:: Challenge ::
Write out the records below once more, exactly as they stand.

:: Data for the task ::
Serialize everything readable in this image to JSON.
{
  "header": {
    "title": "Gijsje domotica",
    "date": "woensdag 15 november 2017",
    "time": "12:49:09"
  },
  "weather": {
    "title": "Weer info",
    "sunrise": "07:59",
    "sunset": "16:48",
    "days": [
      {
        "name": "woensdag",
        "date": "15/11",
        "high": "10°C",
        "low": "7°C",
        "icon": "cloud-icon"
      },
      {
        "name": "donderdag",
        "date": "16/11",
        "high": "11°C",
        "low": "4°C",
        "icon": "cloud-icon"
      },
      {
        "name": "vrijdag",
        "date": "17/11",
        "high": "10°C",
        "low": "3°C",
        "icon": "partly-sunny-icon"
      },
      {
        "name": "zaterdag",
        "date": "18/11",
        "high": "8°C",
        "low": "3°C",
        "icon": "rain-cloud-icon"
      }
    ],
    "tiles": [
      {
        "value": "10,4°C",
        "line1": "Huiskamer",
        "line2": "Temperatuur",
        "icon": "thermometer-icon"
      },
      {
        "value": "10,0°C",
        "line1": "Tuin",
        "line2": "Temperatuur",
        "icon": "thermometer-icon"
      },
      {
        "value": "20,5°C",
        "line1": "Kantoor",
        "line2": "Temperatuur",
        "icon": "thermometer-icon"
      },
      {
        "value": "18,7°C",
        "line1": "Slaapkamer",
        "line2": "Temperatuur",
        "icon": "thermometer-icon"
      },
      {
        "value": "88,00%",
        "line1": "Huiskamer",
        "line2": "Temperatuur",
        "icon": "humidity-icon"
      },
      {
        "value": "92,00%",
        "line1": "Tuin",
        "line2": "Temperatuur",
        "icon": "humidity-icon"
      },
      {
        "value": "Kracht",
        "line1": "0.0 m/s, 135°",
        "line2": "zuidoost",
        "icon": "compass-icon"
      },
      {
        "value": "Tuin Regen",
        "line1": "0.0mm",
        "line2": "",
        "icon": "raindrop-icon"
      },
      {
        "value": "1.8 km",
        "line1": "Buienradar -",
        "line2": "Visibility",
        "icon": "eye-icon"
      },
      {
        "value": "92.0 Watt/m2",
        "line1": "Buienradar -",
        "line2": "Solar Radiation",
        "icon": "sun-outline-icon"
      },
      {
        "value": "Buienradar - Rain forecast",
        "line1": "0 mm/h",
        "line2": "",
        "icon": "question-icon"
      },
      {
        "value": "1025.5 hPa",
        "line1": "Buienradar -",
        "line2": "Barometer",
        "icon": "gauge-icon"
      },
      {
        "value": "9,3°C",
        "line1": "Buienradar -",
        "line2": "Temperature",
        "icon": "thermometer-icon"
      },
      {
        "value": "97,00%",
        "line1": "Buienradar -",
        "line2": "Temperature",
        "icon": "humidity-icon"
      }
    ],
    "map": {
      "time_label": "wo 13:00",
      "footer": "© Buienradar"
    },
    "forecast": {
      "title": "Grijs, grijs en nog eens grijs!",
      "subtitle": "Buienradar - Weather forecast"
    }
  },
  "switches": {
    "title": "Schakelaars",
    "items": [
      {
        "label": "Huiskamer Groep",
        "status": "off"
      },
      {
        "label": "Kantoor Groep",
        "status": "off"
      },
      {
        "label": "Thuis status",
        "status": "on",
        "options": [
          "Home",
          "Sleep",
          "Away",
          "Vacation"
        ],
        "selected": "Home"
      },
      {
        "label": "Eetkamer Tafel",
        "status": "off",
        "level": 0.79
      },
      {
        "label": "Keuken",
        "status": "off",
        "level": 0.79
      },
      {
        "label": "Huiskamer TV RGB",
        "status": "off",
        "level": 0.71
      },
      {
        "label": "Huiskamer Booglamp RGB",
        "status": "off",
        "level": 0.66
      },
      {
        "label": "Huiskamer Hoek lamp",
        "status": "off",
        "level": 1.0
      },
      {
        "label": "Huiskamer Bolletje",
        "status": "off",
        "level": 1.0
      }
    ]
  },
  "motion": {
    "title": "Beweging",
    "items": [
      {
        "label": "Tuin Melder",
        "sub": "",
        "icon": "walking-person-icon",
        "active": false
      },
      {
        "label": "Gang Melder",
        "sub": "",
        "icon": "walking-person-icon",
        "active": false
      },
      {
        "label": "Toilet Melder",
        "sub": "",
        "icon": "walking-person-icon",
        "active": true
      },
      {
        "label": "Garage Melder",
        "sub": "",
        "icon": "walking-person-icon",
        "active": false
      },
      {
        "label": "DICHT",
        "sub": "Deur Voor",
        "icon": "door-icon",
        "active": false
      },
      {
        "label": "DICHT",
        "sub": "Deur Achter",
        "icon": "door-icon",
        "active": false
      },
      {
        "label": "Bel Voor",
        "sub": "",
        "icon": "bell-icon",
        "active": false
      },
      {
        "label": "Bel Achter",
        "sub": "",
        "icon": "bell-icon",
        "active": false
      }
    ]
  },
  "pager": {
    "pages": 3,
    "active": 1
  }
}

:: Answer to this exercise ::
Serialize everything readable in this image to JSON.
{
  "header": {
    "title": "Gijsje domotica",
    "date": "woensdag 15 november 2017",
    "time": "12:49:09"
  },
  "weather": {
    "title": "Weer info",
    "sunrise": "07:59",
    "sunset": "16:48",
    "days": [
      {
        "name": "woensdag",
        "date": "15/11",
        "high": "10°C",
        "low": "7°C",
        "icon": "cloud-icon"
      },
      {
        "name": "donderdag",
        "date": "16/11",
        "high": "11°C",
        "low": "4°C",
        "icon": "cloud-icon"
      },
      {
        "name": "vrijdag",
        "date": "17/11",
        "high": "10°C",
        "low": "3°C",
        "icon": "partly-sunny-icon"
      },
      {
        "name": "zaterdag",
        "date": "18/11",
        "high": "8°C",
        "low": "3°C",
        "icon": "rain-cloud-icon"
      }
    ],
    "tiles": [
      {
        "value": "10,4°C",
        "line1": "Huiskamer",
        "line2": "Temperatuur",
        "icon": "thermometer-icon"
      },
      {
        "value": "10,0°C",
        "line1": "Tuin",
        "line2": "Temperatuur",
        "icon": "thermometer-icon"
      },
      {
        "value": "20,5°C",
        "line1": "Kantoor",
        "line2": "Temperatuur",
        "icon": "thermometer-icon"
      },
      {
        "value": "18,7°C",
        "line1": "Slaapkamer",
        "line2": "Temperatuur",
        "icon": "thermometer-icon"
      },
      {
        "value": "88,00%",
        "line1": "Huiskamer",
        "line2": "Temperatuur",
        "icon": "humidity-icon"
      },
      {
        "value": "92,00%",
        "line1": "Tuin",
        "line2": "Temperatuur",
        "icon": "humidity-icon"
      },
      {
        "value": "Kracht",
        "line1": "0.0 m/s, 135°",
        "line2": "zuidoost",
        "icon": "compass-icon"
      },
      {
        "value": "Tuin Regen",
        "line1": "0.0mm",
        "line2": "",
        "icon": "raindrop-icon"
      },
      {
        "value": "1.8 km",
        "line1": "Buienradar -",
        "line2": "Visibility",
        "icon": "eye-icon"
      },
      {
        "value": "92.0 Watt/m2",
        "line1": "Buienradar -",
        "line2": "Solar Radiation",
        "icon": "sun-outline-icon"
      },
      {
        "value": "Buienradar - Rain forecast",
        "line1": "0 mm/h",
        "line2": "",
        "icon": "question-icon"
      },
      {
        "value": "1025.5 hPa",
        "line1": "Buienradar -",
        "line2": "Barometer",
        "icon": "gauge-icon"
      },
      {
        "value": "9,3°C",
        "line1": "Buienradar -",
        "line2": "Temperature",
        "icon": "thermometer-icon"
      },
      {
        "value": "97,00%",
        "line1": "Buienradar -",
        "line2": "Temperature",
        "icon": "humidity-icon"
      }
    ],
    "map": {
      "time_label": "wo 13:00",
      "footer": "© Buienradar"
    },
    "forecast": {
      "title": "Grijs, grijs en nog eens grijs!",
      "subtitle": "Buienradar - Weather forecast"
    }
  },
  "switches": {
    "title": "Schakelaars",
    "items": [
      {
        "label": "Huiskamer Groep",
        "status": "off"
      },
      {
        "label": "Kantoor Groep",
        "status": "off"
      },
      {
        "label": "Thuis status",
        "status": "on",
        "options": [
          "Home",
          "Sleep",
          "Away",
          "Vacation"
        ],
        "selected": "Home"
      },
      {
        "label": "Eetkamer Tafel",
        "status": "off",
        "level": 0.79
      },
      {
        "label": "Keuken",
        "status": "off",
        "level": 0.79
      },
      {
        "label": "Huiskamer TV RGB",
        "status": "off",
        "level": 0.71
      },
      {
        "label": "Huiskamer Booglamp RGB",
        "status": "off",
        "level": 0.66
      },
      {
        "label": "Huiskamer Hoek lamp",
        "status": "off",
        "level": 1.0
      },
      {
        "label": "Huiskamer Bolletje",
        "status": "off",
        "level": 1.0
      }
    ]
  },
  "motion": {
    "title": "Beweging",
    "items": [
      {
        "label": "Tuin Melder",
        "sub": "",
        "icon": "walking-person-icon",
        "active": false
      },
      {
        "label": "Gang Melder",
        "sub": "",
        "icon": "walking-person-icon",
        "active": false
      },
      {
        "label": "Toilet Melder",
        "sub": "",
        "icon": "walking-person-icon",
        "active": true
      },
      {
        "label": "Garage Melder",
        "sub": "",
        "icon": "walking-person-icon",
        "active": false
      },
      {
        "label": "DICHT",
        "sub": "Deur Voor",
        "icon": "door-icon",
        "active": false
      },
      {
        "label": "DICHT",
        "sub": "Deur Achter",
        "icon": "door-icon",
        "active": false
      },
      {
        "label": "Bel Voor",
        "sub": "",
        "icon": "bell-icon",
        "active": false
      },
      {
        "label": "Bel Achter",
        "sub": "",
        "icon": "bell-icon",
        "active": false
      }
    ]
  },
  "pager": {
    "pages": 3,
    "active": 1
  }
}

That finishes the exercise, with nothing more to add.